[Data excerpts start]

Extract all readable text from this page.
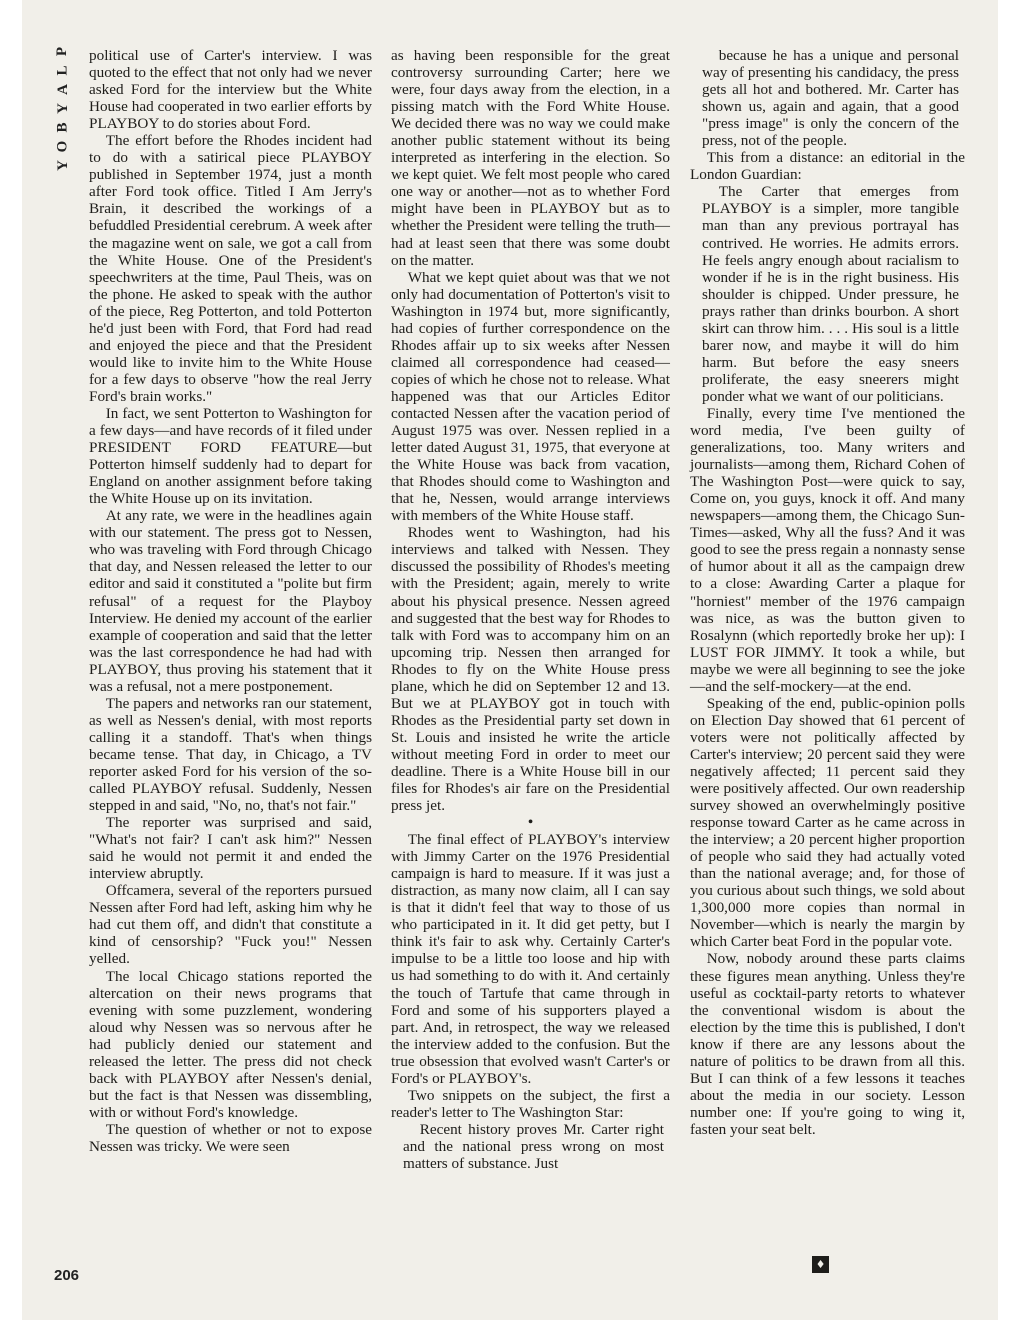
P
L
A
Y
B
O
Y

political use of Carter's interview. I was quoted to the effect that not only had we never asked Ford for the interview but the White House had cooperated in two earlier efforts by PLAYBOY to do stories about Ford.

The effort before the Rhodes incident had to do with a satirical piece PLAYBOY published in September 1974, just a month after Ford took office. Titled I Am Jerry's Brain, it described the workings of a befuddled Presidential cerebrum. A week after the magazine went on sale, we got a call from the White House. One of the President's speechwriters at the time, Paul Theis, was on the phone. He asked to speak with the author of the piece, Reg Potterton, and told Potterton he'd just been with Ford, that Ford had read and enjoyed the piece and that the President would like to invite him to the White House for a few days to observe "how the real Jerry Ford's brain works."

In fact, we sent Potterton to Washington for a few days—and have records of it filed under PRESIDENT FORD FEATURE—but Potterton himself suddenly had to depart for England on another assignment before taking the White House up on its invitation.

At any rate, we were in the headlines again with our statement. The press got to Nessen, who was traveling with Ford through Chicago that day, and Nessen released the letter to our editor and said it constituted a "polite but firm refusal" of a request for the Playboy Interview. He denied my account of the earlier example of cooperation and said that the letter was the last correspondence he had had with PLAYBOY, thus proving his statement that it was a refusal, not a mere postponement.

The papers and networks ran our statement, as well as Nessen's denial, with most reports calling it a standoff. That's when things became tense. That day, in Chicago, a TV reporter asked Ford for his version of the so-called PLAYBOY refusal. Suddenly, Nessen stepped in and said, "No, no, that's not fair."

The reporter was surprised and said, "What's not fair? I can't ask him?" Nessen said he would not permit it and ended the interview abruptly.

Offcamera, several of the reporters pursued Nessen after Ford had left, asking him why he had cut them off, and didn't that constitute a kind of censorship? "Fuck you!" Nessen yelled.

The local Chicago stations reported the altercation on their news programs that evening with some puzzlement, wondering aloud why Nessen was so nervous after he had publicly denied our statement and released the letter. The press did not check back with PLAYBOY after Nessen's denial, but the fact is that Nessen was dissembling, with or without Ford's knowledge.

The question of whether or not to expose Nessen was tricky. We were seen

as having been responsible for the great controversy surrounding Carter; here we were, four days away from the election, in a pissing match with the Ford White House. We decided there was no way we could make another public statement without its being interpreted as interfering in the election. So we kept quiet. We felt most people who cared one way or another—not as to whether Ford might have been in PLAYBOY but as to whether the President were telling the truth—had at least seen that there was some doubt on the matter.

What we kept quiet about was that we not only had documentation of Potterton's visit to Washington in 1974 but, more significantly, had copies of further correspondence on the Rhodes affair up to six weeks after Nessen claimed all correspondence had ceased—copies of which he chose not to release. What happened was that our Articles Editor contacted Nessen after the vacation period of August 1975 was over. Nessen replied in a letter dated August 31, 1975, that everyone at the White House was back from vacation, that Rhodes should come to Washington and that he, Nessen, would arrange interviews with members of the White House staff.

Rhodes went to Washington, had his interviews and talked with Nessen. They discussed the possibility of Rhodes's meeting with the President; again, merely to write about his physical presence. Nessen agreed and suggested that the best way for Rhodes to talk with Ford was to accompany him on an upcoming trip. Nessen then arranged for Rhodes to fly on the White House press plane, which he did on September 12 and 13. But we at PLAYBOY got in touch with Rhodes as the Presidential party set down in St. Louis and insisted he write the article without meeting Ford in order to meet our deadline. There is a White House bill in our files for Rhodes's air fare on the Presidential press jet.

•

The final effect of PLAYBOY's interview with Jimmy Carter on the 1976 Presidential campaign is hard to measure. If it was just a distraction, as many now claim, all I can say is that it didn't feel that way to those of us who participated in it. It did get petty, but I think it's fair to ask why. Certainly Carter's impulse to be a little too loose and hip with us had something to do with it. And certainly the touch of Tartufe that came through in Ford and some of his supporters played a part. And, in retrospect, the way we released the interview added to the confusion. But the true obsession that evolved wasn't Carter's or Ford's or PLAYBOY's.

Two snippets on the subject, the first a reader's letter to The Washington Star:

Recent history proves Mr. Carter right and the national press wrong on most matters of substance. Just

because he has a unique and personal way of presenting his candidacy, the press gets all hot and bothered. Mr. Carter has shown us, again and again, that a good "press image" is only the concern of the press, not of the people.

This from a distance: an editorial in the London Guardian:

The Carter that emerges from PLAYBOY is a simpler, more tangible man than any previous portrayal has contrived. He worries. He admits errors. He feels angry enough about racialism to wonder if he is in the right business. His shoulder is chipped. Under pressure, he prays rather than drinks bourbon. A short skirt can throw him. . . . His soul is a little barer now, and maybe it will do him harm. But before the easy sneers proliferate, the easy sneerers might ponder what we want of our politicians.

Finally, every time I've mentioned the word media, I've been guilty of generalizations, too. Many writers and journalists—among them, Richard Cohen of The Washington Post—were quick to say, Come on, you guys, knock it off. And many newspapers—among them, the Chicago Sun-Times—asked, Why all the fuss? And it was good to see the press regain a nonnasty sense of humor about it all as the campaign drew to a close: Awarding Carter a plaque for "horniest" member of the 1976 campaign was nice, as was the button given to Rosalynn (which reportedly broke her up): I LUST FOR JIMMY. It took a while, but maybe we were all beginning to see the joke—and the self-mockery—at the end.

Speaking of the end, public-opinion polls on Election Day showed that 61 percent of voters were not politically affected by Carter's interview; 20 percent said they were negatively affected; 11 percent said they were positively affected. Our own readership survey showed an overwhelmingly positive response toward Carter as he came across in the interview; a 20 percent higher proportion of people who said they had actually voted than the national average; and, for those of you curious about such things, we sold about 1,300,000 more copies than normal in November—which is nearly the margin by which Carter beat Ford in the popular vote.

Now, nobody around these parts claims these figures mean anything. Unless they're useful as cocktail-party retorts to whatever the conventional wisdom is about the election by the time this is published, I don't know if there are any lessons about the nature of politics to be drawn from all this. But I can think of a few lessons it teaches about the media in our society. Lesson number one: If you're going to wing it, fasten your seat belt.

206
♦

[Data excerpts end]

Prompt: Reproduce the entries above word for word. Pictures stay out.

Written solution:
Extract all readable text from this page.
P
L
A
Y
B
O
Y

political use of Carter's interview. I was quoted to the effect that not only had we never asked Ford for the interview but the White House had cooperated in two earlier efforts by PLAYBOY to do stories about Ford.

The effort before the Rhodes incident had to do with a satirical piece PLAYBOY published in September 1974, just a month after Ford took office. Titled I Am Jerry's Brain, it described the workings of a befuddled Presidential cerebrum. A week after the magazine went on sale, we got a call from the White House. One of the President's speechwriters at the time, Paul Theis, was on the phone. He asked to speak with the author of the piece, Reg Potterton, and told Potterton he'd just been with Ford, that Ford had read and enjoyed the piece and that the President would like to invite him to the White House for a few days to observe "how the real Jerry Ford's brain works."

In fact, we sent Potterton to Washington for a few days—and have records of it filed under PRESIDENT FORD FEATURE—but Potterton himself suddenly had to depart for England on another assignment before taking the White House up on its invitation.

At any rate, we were in the headlines again with our statement. The press got to Nessen, who was traveling with Ford through Chicago that day, and Nessen released the letter to our editor and said it constituted a "polite but firm refusal" of a request for the Playboy Interview. He denied my account of the earlier example of cooperation and said that the letter was the last correspondence he had had with PLAYBOY, thus proving his statement that it was a refusal, not a mere postponement.

The papers and networks ran our statement, as well as Nessen's denial, with most reports calling it a standoff. That's when things became tense. That day, in Chicago, a TV reporter asked Ford for his version of the so-called PLAYBOY refusal. Suddenly, Nessen stepped in and said, "No, no, that's not fair."

The reporter was surprised and said, "What's not fair? I can't ask him?" Nessen said he would not permit it and ended the interview abruptly.

Offcamera, several of the reporters pursued Nessen after Ford had left, asking him why he had cut them off, and didn't that constitute a kind of censorship? "Fuck you!" Nessen yelled.

The local Chicago stations reported the altercation on their news programs that evening with some puzzlement, wondering aloud why Nessen was so nervous after he had publicly denied our statement and released the letter. The press did not check back with PLAYBOY after Nessen's denial, but the fact is that Nessen was dissembling, with or without Ford's knowledge.

The question of whether or not to expose Nessen was tricky. We were seen

as having been responsible for the great controversy surrounding Carter; here we were, four days away from the election, in a pissing match with the Ford White House. We decided there was no way we could make another public statement without its being interpreted as interfering in the election. So we kept quiet. We felt most people who cared one way or another—not as to whether Ford might have been in PLAYBOY but as to whether the President were telling the truth—had at least seen that there was some doubt on the matter.

What we kept quiet about was that we not only had documentation of Potterton's visit to Washington in 1974 but, more significantly, had copies of further correspondence on the Rhodes affair up to six weeks after Nessen claimed all correspondence had ceased—copies of which he chose not to release. What happened was that our Articles Editor contacted Nessen after the vacation period of August 1975 was over. Nessen replied in a letter dated August 31, 1975, that everyone at the White House was back from vacation, that Rhodes should come to Washington and that he, Nessen, would arrange interviews with members of the White House staff.

Rhodes went to Washington, had his interviews and talked with Nessen. They discussed the possibility of Rhodes's meeting with the President; again, merely to write about his physical presence. Nessen agreed and suggested that the best way for Rhodes to talk with Ford was to accompany him on an upcoming trip. Nessen then arranged for Rhodes to fly on the White House press plane, which he did on September 12 and 13. But we at PLAYBOY got in touch with Rhodes as the Presidential party set down in St. Louis and insisted he write the article without meeting Ford in order to meet our deadline. There is a White House bill in our files for Rhodes's air fare on the Presidential press jet.

•

The final effect of PLAYBOY's interview with Jimmy Carter on the 1976 Presidential campaign is hard to measure. If it was just a distraction, as many now claim, all I can say is that it didn't feel that way to those of us who participated in it. It did get petty, but I think it's fair to ask why. Certainly Carter's impulse to be a little too loose and hip with us had something to do with it. And certainly the touch of Tartufe that came through in Ford and some of his supporters played a part. And, in retrospect, the way we released the interview added to the confusion. But the true obsession that evolved wasn't Carter's or Ford's or PLAYBOY's.

Two snippets on the subject, the first a reader's letter to The Washington Star:

Recent history proves Mr. Carter right and the national press wrong on most matters of substance. Just

because he has a unique and personal way of presenting his candidacy, the press gets all hot and bothered. Mr. Carter has shown us, again and again, that a good "press image" is only the concern of the press, not of the people.

This from a distance: an editorial in the London Guardian:

The Carter that emerges from PLAYBOY is a simpler, more tangible man than any previous portrayal has contrived. He worries. He admits errors. He feels angry enough about racialism to wonder if he is in the right business. His shoulder is chipped. Under pressure, he prays rather than drinks bourbon. A short skirt can throw him. . . . His soul is a little barer now, and maybe it will do him harm. But before the easy sneers proliferate, the easy sneerers might ponder what we want of our politicians.

Finally, every time I've mentioned the word media, I've been guilty of generalizations, too. Many writers and journalists—among them, Richard Cohen of The Washington Post—were quick to say, Come on, you guys, knock it off. And many newspapers—among them, the Chicago Sun-Times—asked, Why all the fuss? And it was good to see the press regain a nonnasty sense of humor about it all as the campaign drew to a close: Awarding Carter a plaque for "horniest" member of the 1976 campaign was nice, as was the button given to Rosalynn (which reportedly broke her up): I LUST FOR JIMMY. It took a while, but maybe we were all beginning to see the joke—and the self-mockery—at the end.

Speaking of the end, public-opinion polls on Election Day showed that 61 percent of voters were not politically affected by Carter's interview; 20 percent said they were negatively affected; 11 percent said they were positively affected. Our own readership survey showed an overwhelmingly positive response toward Carter as he came across in the interview; a 20 percent higher proportion of people who said they had actually voted than the national average; and, for those of you curious about such things, we sold about 1,300,000 more copies than normal in November—which is nearly the margin by which Carter beat Ford in the popular vote.

Now, nobody around these parts claims these figures mean anything. Unless they're useful as cocktail-party retorts to whatever the conventional wisdom is about the election by the time this is published, I don't know if there are any lessons about the nature of politics to be drawn from all this. But I can think of a few lessons it teaches about the media in our society. Lesson number one: If you're going to wing it, fasten your seat belt.

206
♦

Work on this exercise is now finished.